The request :: Count every line of these entries that holds the word "value", and reply with the number only.

- - -

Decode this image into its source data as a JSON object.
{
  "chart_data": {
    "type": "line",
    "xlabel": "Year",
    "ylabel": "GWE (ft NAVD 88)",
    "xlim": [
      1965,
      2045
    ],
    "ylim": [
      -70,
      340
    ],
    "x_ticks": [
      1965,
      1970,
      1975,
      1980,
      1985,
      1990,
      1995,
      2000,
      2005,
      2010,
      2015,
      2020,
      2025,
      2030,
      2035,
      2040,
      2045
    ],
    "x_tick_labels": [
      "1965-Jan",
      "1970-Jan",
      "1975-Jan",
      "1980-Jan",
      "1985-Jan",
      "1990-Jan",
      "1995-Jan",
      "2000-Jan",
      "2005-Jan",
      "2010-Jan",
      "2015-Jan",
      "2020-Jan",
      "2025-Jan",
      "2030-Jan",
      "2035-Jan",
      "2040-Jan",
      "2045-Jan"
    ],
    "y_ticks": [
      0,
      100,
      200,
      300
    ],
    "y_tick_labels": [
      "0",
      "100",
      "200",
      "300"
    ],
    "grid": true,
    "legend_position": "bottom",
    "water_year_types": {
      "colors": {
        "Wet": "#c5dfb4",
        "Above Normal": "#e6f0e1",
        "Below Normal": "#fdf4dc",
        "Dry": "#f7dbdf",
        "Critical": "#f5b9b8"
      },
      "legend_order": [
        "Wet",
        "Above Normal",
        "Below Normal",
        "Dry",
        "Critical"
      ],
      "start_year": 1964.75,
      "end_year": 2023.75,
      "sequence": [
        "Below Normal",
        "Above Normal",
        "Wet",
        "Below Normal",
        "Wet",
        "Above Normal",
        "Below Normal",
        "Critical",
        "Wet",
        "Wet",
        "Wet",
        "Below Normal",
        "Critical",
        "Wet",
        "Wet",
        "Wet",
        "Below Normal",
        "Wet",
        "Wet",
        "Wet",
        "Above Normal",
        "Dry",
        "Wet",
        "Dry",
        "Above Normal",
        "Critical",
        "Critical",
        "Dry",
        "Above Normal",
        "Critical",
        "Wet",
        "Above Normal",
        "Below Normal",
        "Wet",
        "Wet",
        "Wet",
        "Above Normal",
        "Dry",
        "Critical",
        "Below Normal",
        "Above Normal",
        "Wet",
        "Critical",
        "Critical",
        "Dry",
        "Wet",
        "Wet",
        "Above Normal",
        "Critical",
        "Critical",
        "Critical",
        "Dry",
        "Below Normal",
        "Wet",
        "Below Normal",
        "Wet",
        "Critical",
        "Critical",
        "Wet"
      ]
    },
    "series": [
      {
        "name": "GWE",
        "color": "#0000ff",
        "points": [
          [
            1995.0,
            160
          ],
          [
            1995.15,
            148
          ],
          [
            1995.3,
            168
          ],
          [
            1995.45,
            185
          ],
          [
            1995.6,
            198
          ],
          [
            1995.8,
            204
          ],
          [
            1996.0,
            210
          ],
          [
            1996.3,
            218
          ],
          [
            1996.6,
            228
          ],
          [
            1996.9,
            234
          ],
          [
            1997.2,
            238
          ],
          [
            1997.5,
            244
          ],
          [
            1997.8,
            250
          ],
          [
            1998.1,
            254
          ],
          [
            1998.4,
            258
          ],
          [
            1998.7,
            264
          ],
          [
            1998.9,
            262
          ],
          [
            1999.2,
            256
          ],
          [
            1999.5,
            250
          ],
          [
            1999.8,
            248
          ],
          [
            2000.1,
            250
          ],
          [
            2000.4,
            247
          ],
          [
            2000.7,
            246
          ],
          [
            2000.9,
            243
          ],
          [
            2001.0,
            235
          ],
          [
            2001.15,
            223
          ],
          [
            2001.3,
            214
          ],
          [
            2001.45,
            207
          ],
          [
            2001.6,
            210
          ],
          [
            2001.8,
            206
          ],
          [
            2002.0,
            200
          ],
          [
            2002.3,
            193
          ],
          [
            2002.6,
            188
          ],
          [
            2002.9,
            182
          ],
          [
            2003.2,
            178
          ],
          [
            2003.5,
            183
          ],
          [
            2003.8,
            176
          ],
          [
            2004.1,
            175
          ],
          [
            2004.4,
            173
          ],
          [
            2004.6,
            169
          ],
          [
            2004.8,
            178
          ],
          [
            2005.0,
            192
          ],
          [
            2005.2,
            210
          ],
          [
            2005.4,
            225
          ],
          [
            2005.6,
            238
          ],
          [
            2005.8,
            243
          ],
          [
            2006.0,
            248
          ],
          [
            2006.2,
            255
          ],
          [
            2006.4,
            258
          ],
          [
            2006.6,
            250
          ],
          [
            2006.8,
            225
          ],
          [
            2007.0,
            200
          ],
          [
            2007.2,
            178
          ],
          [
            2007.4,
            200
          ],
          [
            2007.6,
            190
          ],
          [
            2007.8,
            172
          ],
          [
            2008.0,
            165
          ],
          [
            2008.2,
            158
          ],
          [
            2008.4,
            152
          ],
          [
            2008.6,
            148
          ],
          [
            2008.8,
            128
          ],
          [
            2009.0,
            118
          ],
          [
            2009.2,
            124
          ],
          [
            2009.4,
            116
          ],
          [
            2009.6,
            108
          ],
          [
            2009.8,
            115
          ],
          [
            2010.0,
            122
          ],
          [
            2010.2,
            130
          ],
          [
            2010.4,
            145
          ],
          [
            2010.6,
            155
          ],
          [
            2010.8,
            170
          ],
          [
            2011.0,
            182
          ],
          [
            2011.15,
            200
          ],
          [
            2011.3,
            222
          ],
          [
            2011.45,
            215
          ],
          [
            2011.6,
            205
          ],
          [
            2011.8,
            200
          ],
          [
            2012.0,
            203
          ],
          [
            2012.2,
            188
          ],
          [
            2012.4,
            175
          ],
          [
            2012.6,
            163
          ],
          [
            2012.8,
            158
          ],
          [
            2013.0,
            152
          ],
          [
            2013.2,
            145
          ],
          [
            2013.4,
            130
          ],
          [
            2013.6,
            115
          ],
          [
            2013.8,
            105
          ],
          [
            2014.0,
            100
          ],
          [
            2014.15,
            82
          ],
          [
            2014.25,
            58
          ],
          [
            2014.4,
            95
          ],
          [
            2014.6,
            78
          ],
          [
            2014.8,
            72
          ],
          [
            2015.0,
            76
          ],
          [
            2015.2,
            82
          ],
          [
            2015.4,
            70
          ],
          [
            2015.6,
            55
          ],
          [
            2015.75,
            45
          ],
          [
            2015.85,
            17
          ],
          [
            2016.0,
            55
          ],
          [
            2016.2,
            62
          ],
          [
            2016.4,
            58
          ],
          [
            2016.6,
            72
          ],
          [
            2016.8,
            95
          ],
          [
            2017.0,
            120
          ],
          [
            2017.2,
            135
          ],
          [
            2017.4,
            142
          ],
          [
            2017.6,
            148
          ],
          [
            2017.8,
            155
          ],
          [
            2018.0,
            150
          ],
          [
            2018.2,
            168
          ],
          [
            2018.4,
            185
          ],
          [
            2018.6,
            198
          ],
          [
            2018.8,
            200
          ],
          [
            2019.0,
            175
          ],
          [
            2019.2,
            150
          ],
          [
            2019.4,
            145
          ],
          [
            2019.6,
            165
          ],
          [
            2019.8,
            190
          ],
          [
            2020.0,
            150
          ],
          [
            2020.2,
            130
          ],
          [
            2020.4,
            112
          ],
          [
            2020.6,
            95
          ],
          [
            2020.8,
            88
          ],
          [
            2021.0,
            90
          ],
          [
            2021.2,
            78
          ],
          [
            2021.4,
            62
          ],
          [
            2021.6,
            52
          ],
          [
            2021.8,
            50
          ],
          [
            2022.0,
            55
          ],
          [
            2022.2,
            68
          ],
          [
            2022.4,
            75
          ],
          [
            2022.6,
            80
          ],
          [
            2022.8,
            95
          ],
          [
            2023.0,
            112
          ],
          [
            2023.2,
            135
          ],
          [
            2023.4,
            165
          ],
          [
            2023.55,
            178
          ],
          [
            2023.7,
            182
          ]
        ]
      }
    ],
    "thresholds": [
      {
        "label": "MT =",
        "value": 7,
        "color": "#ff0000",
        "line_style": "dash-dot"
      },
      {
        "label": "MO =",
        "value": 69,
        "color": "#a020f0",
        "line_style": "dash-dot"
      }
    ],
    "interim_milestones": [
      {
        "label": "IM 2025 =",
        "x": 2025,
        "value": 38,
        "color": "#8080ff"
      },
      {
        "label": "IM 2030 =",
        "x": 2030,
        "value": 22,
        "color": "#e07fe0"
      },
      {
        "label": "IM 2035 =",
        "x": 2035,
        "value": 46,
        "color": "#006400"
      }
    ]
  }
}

- - -

The response :: 5